[Task goal] Restate the data word for word and leave the images out.

[Records supplied]

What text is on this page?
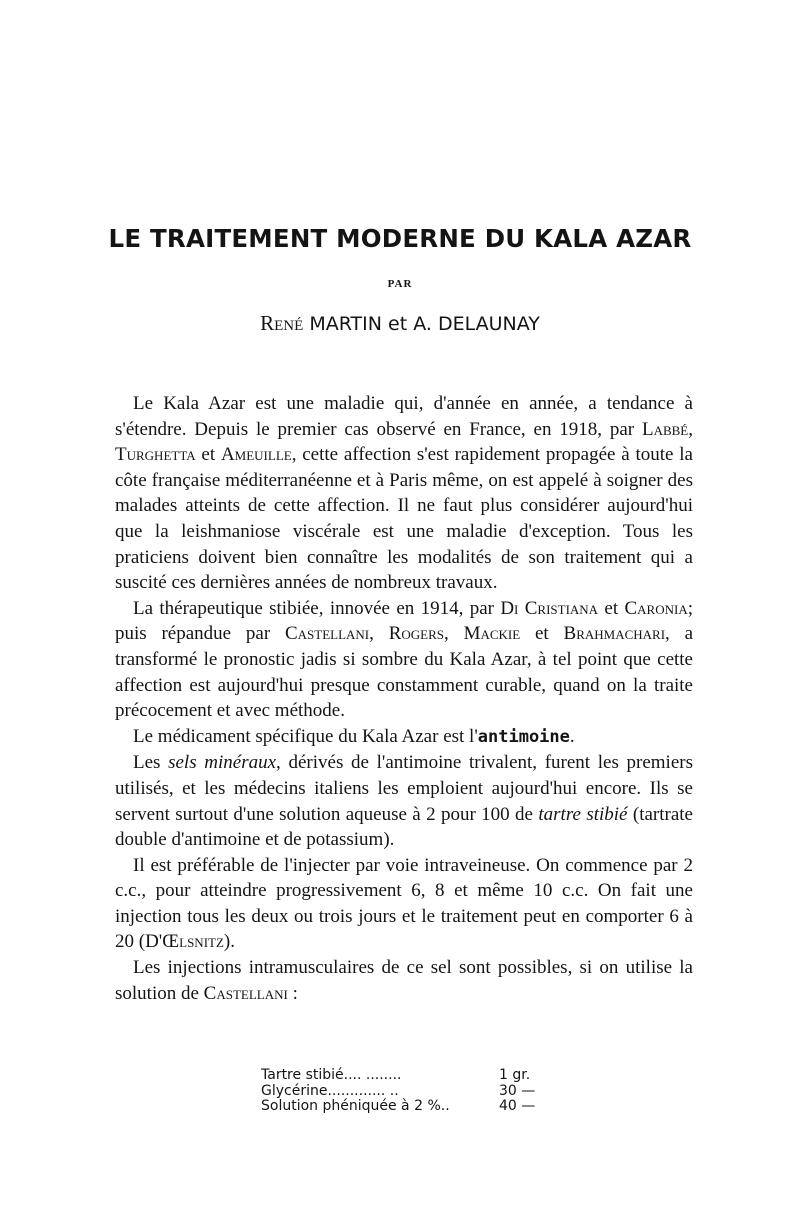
LE TRAITEMENT MODERNE DU KALA AZAR
PAR
René MARTIN et A. DELAUNAY

Le Kala Azar est une maladie qui, d'année en année, a tendance à s'étendre. Depuis le premier cas observé en France, en 1918, par Labbé, Turghetta et Ameuille, cette affection s'est rapidement propagée à toute la côte française méditerranéenne et à Paris même, on est appelé à soigner des malades atteints de cette affection. Il ne faut plus considérer aujourd'hui que la leishmaniose viscérale est une maladie d'exception. Tous les praticiens doivent bien connaître les modalités de son traitement qui a suscité ces dernières années de nombreux travaux.

La thérapeutique stibiée, innovée en 1914, par Di Cristiana et Caronia; puis répandue par Castellani, Rogers, Mackie et Brahmachari, a transformé le pronostic jadis si sombre du Kala Azar, à tel point que cette affection est aujourd'hui presque constamment curable, quand on la traite précocement et avec méthode.

Le médicament spécifique du Kala Azar est l'antimoine.

Les sels minéraux, dérivés de l'antimoine trivalent, furent les premiers utilisés, et les médecins italiens les emploient aujourd'hui encore. Ils se servent surtout d'une solution aqueuse à 2 pour 100 de tartre stibié (tartrate double d'antimoine et de potassium).

Il est préférable de l'injecter par voie intraveineuse. On commence par 2 c.c., pour atteindre progressivement 6, 8 et même 10 c.c. On fait une injection tous les deux ou trois jours et le traitement peut en comporter 6 à 20 (D'Œlsnitz).

Les injections intramusculaires de ce sel sont possibles, si on utilise la solution de Castellani :

Tartre stibié.... ........	1 gr.
Glycérine............. ..	30 —
Solution phéniquée à 2 %..	40 —
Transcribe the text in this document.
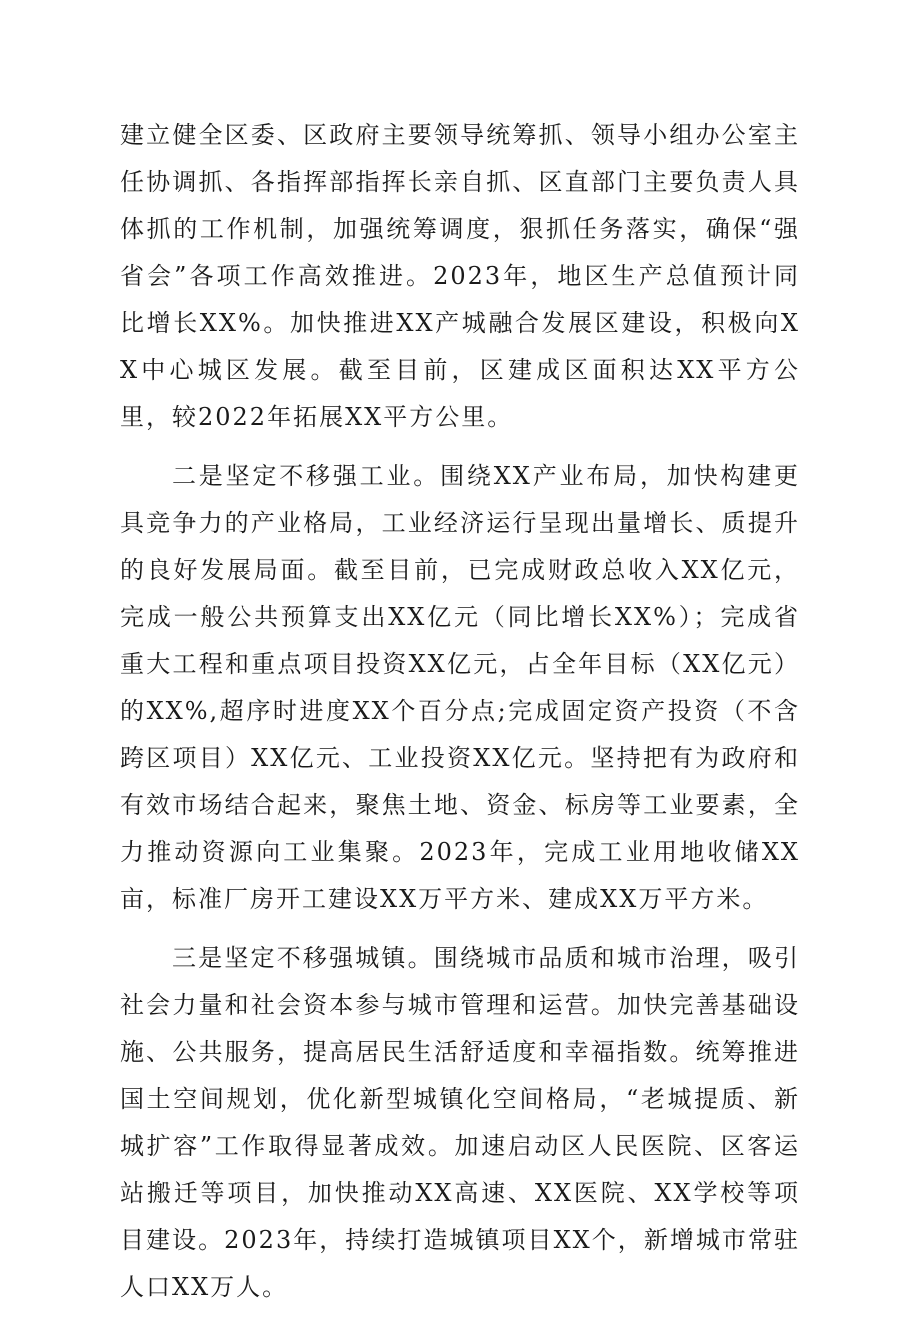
建立健全区委、区政府主要领导统筹抓、领导小组办公室主任协调抓、各指挥部指挥长亲自抓、区直部门主要负责人具体抓的工作机制，加强统筹调度，狠抓任务落实，确保“强省会”各项工作高效推进。2023年，地区生产总值预计同比增长XX%。加快推进XX产城融合发展区建设，积极向XX中心城区发展。截至目前，区建成区面积达XX平方公里，较2022年拓展XX平方公里。

二是坚定不移强工业。围绕XX产业布局，加快构建更具竞争力的产业格局，工业经济运行呈现出量增长、质提升的良好发展局面。截至目前，已完成财政总收入XX亿元，完成一般公共预算支出XX亿元（同比增长XX%）；完成省重大工程和重点项目投资XX亿元，占全年目标（XX亿元）的XX%,超序时进度XX个百分点;完成固定资产投资（不含跨区项目）XX亿元、工业投资XX亿元。坚持把有为政府和有效市场结合起来，聚焦土地、资金、标房等工业要素，全力推动资源向工业集聚。2023年，完成工业用地收储XX亩，标准厂房开工建设XX万平方米、建成XX万平方米。

三是坚定不移强城镇。围绕城市品质和城市治理，吸引社会力量和社会资本参与城市管理和运营。加快完善基础设施、公共服务，提高居民生活舒适度和幸福指数。统筹推进国土空间规划，优化新型城镇化空间格局，“老城提质、新城扩容”工作取得显著成效。加速启动区人民医院、区客运站搬迁等项目，加快推动XX高速、XX医院、XX学校等项目建设。2023年，持续打造城镇项目XX个，新增城市常驻人口XX万人。
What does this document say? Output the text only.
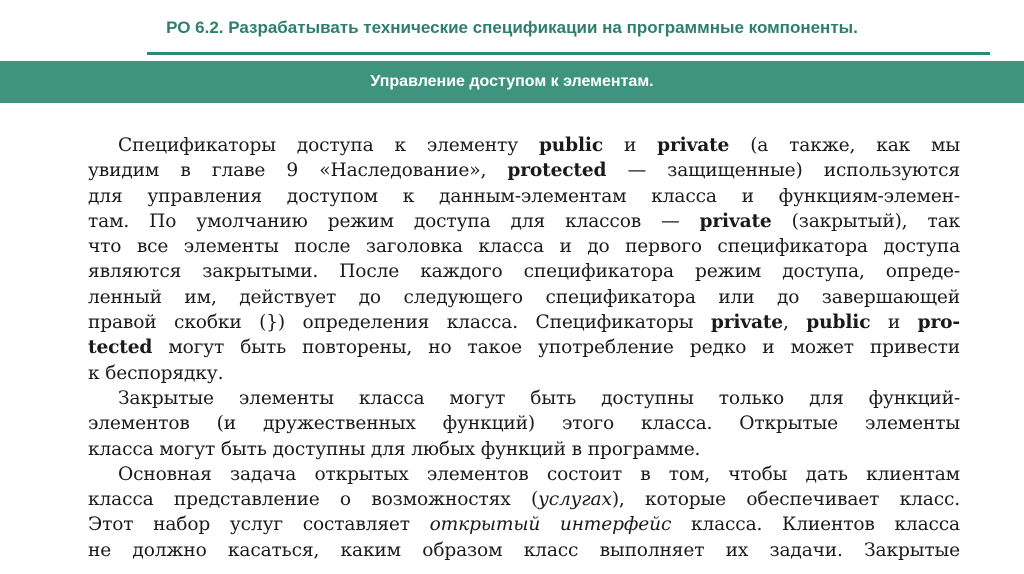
РО 6.2. Разрабатывать технические спецификации на программные компоненты.
Управление доступом к элементам.
Спецификаторы доступа к элементу public и private (а также, как мы
увидим в главе 9 «Наследование», protected — защищенные) используются
для управления доступом к данным-элементам класса и функциям-элемен-
там. По умолчанию режим доступа для классов — private (закрытый), так
что все элементы после заголовка класса и до первого спецификатора доступа
являются закрытыми. После каждого спецификатора режим доступа, опреде-
ленный им, действует до следующего спецификатора или до завершающей
правой скобки (}) определения класса. Спецификаторы private, public и pro-
tected могут быть повторены, но такое употребление редко и может привести
к беспорядку.
Закрытые элементы класса могут быть доступны только для функций-
элементов (и дружественных функций) этого класса. Открытые элементы
класса могут быть доступны для любых функций в программе.
Основная задача открытых элементов состоит в том, чтобы дать клиентам
класса представление о возможностях (услугах), которые обеспечивает класс.
Этот набор услуг составляет открытый интерфейс класса. Клиентов класса
не должно касаться, каким образом класс выполняет их задачи. Закрытые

[Expected output]
What text is on this page?
LE TRAITEMENT MODERNE DU KALA AZAR
PAR
René MARTIN et A. DELAUNAY

Le Kala Azar est une maladie qui, d'année en année, a tendance à s'étendre. Depuis le premier cas observé en France, en 1918, par Labbé, Turghetta et Ameuille, cette affection s'est rapidement propagée à toute la côte française méditerranéenne et à Paris même, on est appelé à soigner des malades atteints de cette affection. Il ne faut plus considérer aujourd'hui que la leishmaniose viscérale est une maladie d'exception. Tous les praticiens doivent bien connaître les modalités de son traitement qui a suscité ces dernières années de nombreux travaux.

La thérapeutique stibiée, innovée en 1914, par Di Cristiana et Caronia; puis répandue par Castellani, Rogers, Mackie et Brahmachari, a transformé le pronostic jadis si sombre du Kala Azar, à tel point que cette affection est aujourd'hui presque constamment curable, quand on la traite précocement et avec méthode.

Le médicament spécifique du Kala Azar est l'antimoine.

Les sels minéraux, dérivés de l'antimoine trivalent, furent les premiers utilisés, et les médecins italiens les emploient aujourd'hui encore. Ils se servent surtout d'une solution aqueuse à 2 pour 100 de tartre stibié (tartrate double d'antimoine et de potassium).

Il est préférable de l'injecter par voie intraveineuse. On commence par 2 c.c., pour atteindre progressivement 6, 8 et même 10 c.c. On fait une injection tous les deux ou trois jours et le traitement peut en comporter 6 à 20 (D'Œlsnitz).

Les injections intramusculaires de ce sel sont possibles, si on utilise la solution de Castellani :

Tartre stibié.... ........	1 gr.
Glycérine............. ..	30 —
Solution phéniquée à 2 %..	40 —
Transcribe the text in this document.
建立健全区委、区政府主要领导统筹抓、领导小组办公室主任协调抓、各指挥部指挥长亲自抓、区直部门主要负责人具体抓的工作机制，加强统筹调度，狠抓任务落实，确保“强省会”各项工作高效推进。2023年，地区生产总值预计同比增长XX%。加快推进XX产城融合发展区建设，积极向XX中心城区发展。截至目前，区建成区面积达XX平方公里，较2022年拓展XX平方公里。

二是坚定不移强工业。围绕XX产业布局，加快构建更具竞争力的产业格局，工业经济运行呈现出量增长、质提升的良好发展局面。截至目前，已完成财政总收入XX亿元，完成一般公共预算支出XX亿元（同比增长XX%）；完成省重大工程和重点项目投资XX亿元，占全年目标（XX亿元）的XX%,超序时进度XX个百分点;完成固定资产投资（不含跨区项目）XX亿元、工业投资XX亿元。坚持把有为政府和有效市场结合起来，聚焦土地、资金、标房等工业要素，全力推动资源向工业集聚。2023年，完成工业用地收储XX亩，标准厂房开工建设XX万平方米、建成XX万平方米。

三是坚定不移强城镇。围绕城市品质和城市治理，吸引社会力量和社会资本参与城市管理和运营。加快完善基础设施、公共服务，提高居民生活舒适度和幸福指数。统筹推进国土空间规划，优化新型城镇化空间格局，“老城提质、新城扩容”工作取得显著成效。加速启动区人民医院、区客运站搬迁等项目，加快推动XX高速、XX医院、XX学校等项目建设。2023年，持续打造城镇项目XX个，新增城市常驻人口XX万人。
What does this document say? Output the text only.
РО 6.2. Разрабатывать технические спецификации на программные компоненты.
Управление доступом к элементам.
Спецификаторы доступа к элементу public и private (а также, как мы
увидим в главе 9 «Наследование», protected — защищенные) используются
для управления доступом к данным-элементам класса и функциям-элемен-
там. По умолчанию режим доступа для классов — private (закрытый), так
что все элементы после заголовка класса и до первого спецификатора доступа
являются закрытыми. После каждого спецификатора режим доступа, опреде-
ленный им, действует до следующего спецификатора или до завершающей
правой скобки (}) определения класса. Спецификаторы private, public и pro-
tected могут быть повторены, но такое употребление редко и может привести
к беспорядку.
Закрытые элементы класса могут быть доступны только для функций-
элементов (и дружественных функций) этого класса. Открытые элементы
класса могут быть доступны для любых функций в программе.
Основная задача открытых элементов состоит в том, чтобы дать клиентам
класса представление о возможностях (услугах), которые обеспечивает класс.
Этот набор услуг составляет открытый интерфейс класса. Клиентов класса
не должно касаться, каким образом класс выполняет их задачи. Закрытые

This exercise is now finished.